Work required
Tell me how many lines hold "cross", please, using only the number.

Material provided
_ _ _

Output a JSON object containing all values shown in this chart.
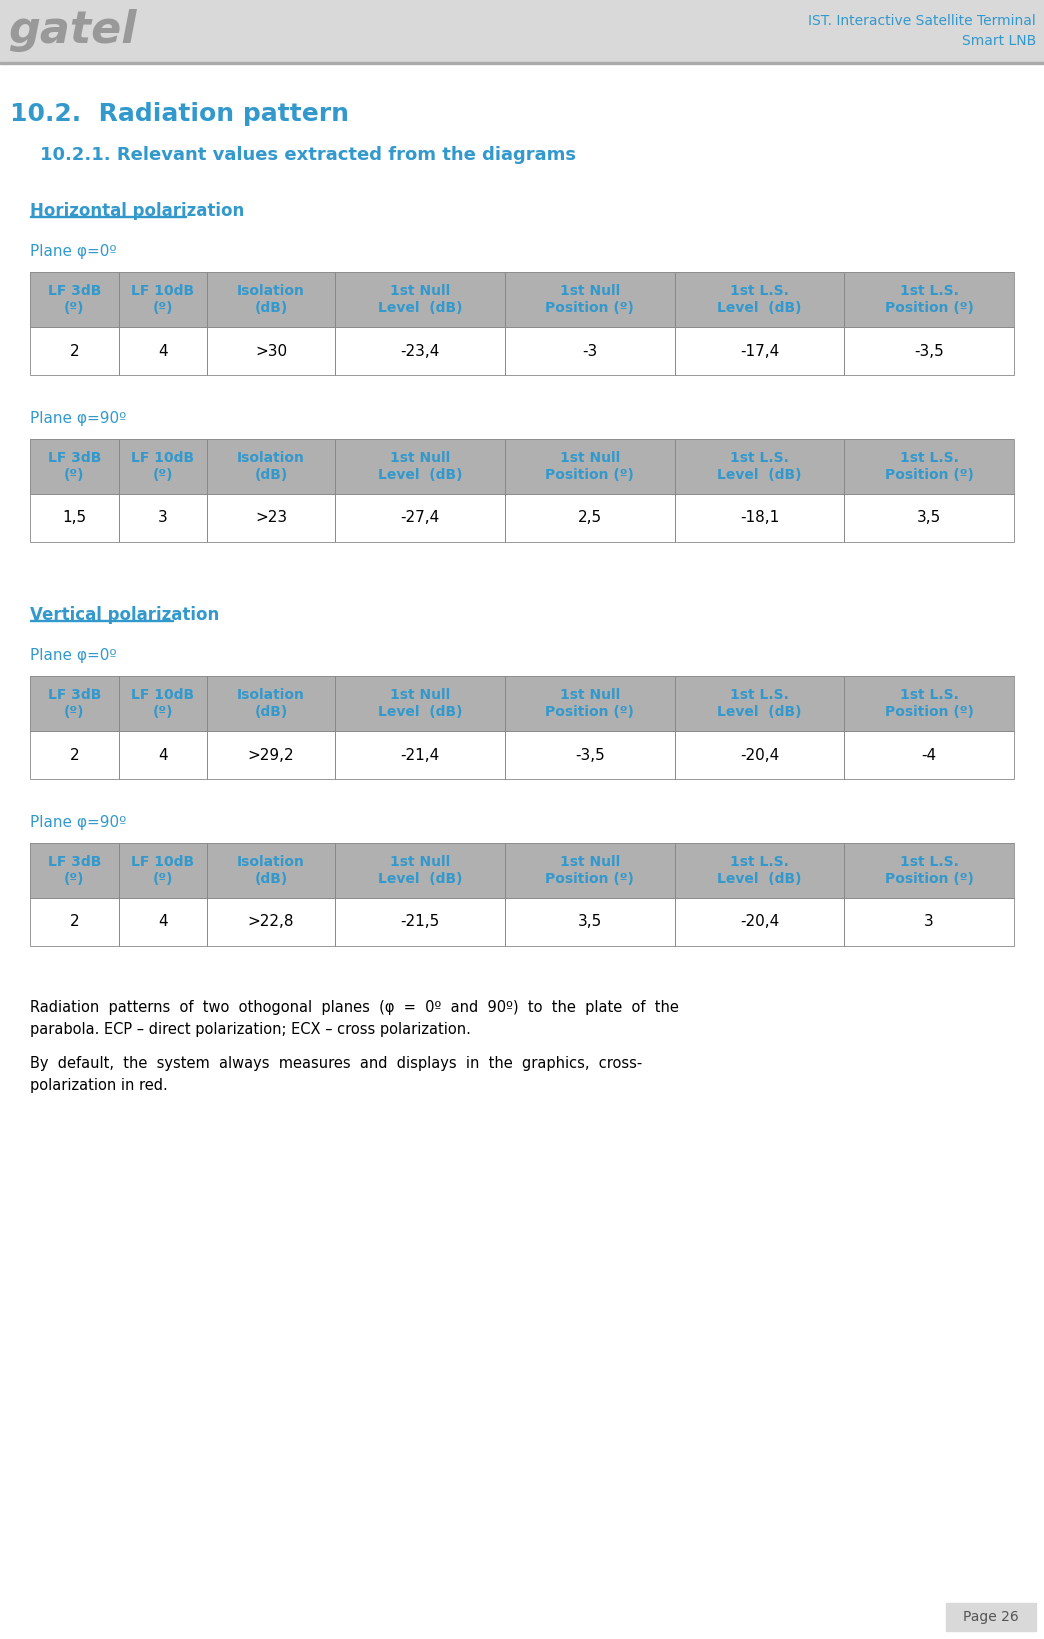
{
  "page_bg": "#ffffff",
  "header_bg": "#d9d9d9",
  "header_logo_text": "gatel",
  "header_logo_color": "#999999",
  "header_right_line1": "IST. Interactive Satellite Terminal",
  "header_right_line2": "Smart LNB",
  "header_right_color": "#3399cc",
  "title_h2": "10.2.  Radiation pattern",
  "title_h3": "10.2.1. Relevant values extracted from the diagrams",
  "section_color": "#3399cc",
  "underline_color": "#3399cc",
  "table_header_bg": "#b0b0b0",
  "table_header_text": "#3399cc",
  "table_row_bg": "#ffffff",
  "table_border_color": "#888888",
  "col_headers": [
    "LF 3dB\n(º)",
    "LF 10dB\n(º)",
    "Isolation\n(dB)",
    "1st Null\nLevel  (dB)",
    "1st Null\nPosition (º)",
    "1st L.S.\nLevel  (dB)",
    "1st L.S.\nPosition (º)"
  ],
  "sections": [
    {
      "label": "Horizontal polarization",
      "planes": [
        {
          "plane_label": "Plane φ=0º",
          "data_row": [
            "2",
            "4",
            ">30",
            "-23,4",
            "-3",
            "-17,4",
            "-3,5"
          ]
        },
        {
          "plane_label": "Plane φ=90º",
          "data_row": [
            "1,5",
            "3",
            ">23",
            "-27,4",
            "2,5",
            "-18,1",
            "3,5"
          ]
        }
      ]
    },
    {
      "label": "Vertical polarization",
      "planes": [
        {
          "plane_label": "Plane φ=0º",
          "data_row": [
            "2",
            "4",
            ">29,2",
            "-21,4",
            "-3,5",
            "-20,4",
            "-4"
          ]
        },
        {
          "plane_label": "Plane φ=90º",
          "data_row": [
            "2",
            "4",
            ">22,8",
            "-21,5",
            "3,5",
            "-20,4",
            "3"
          ]
        }
      ]
    }
  ],
  "footer_text1": "Radiation  patterns  of  two  othogonal  planes  (φ  =  0º  and  90º)  to  the  plate  of  the\nparabola. ECP – direct polarization; ECX – cross polarization.",
  "footer_text2": "By  default,  the  system  always  measures  and  displays  in  the  graphics,  cross-\npolarization in red.",
  "page_num": "Page 26",
  "page_num_bg": "#d9d9d9",
  "page_num_color": "#555555"
}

_ _ _

Written solution
2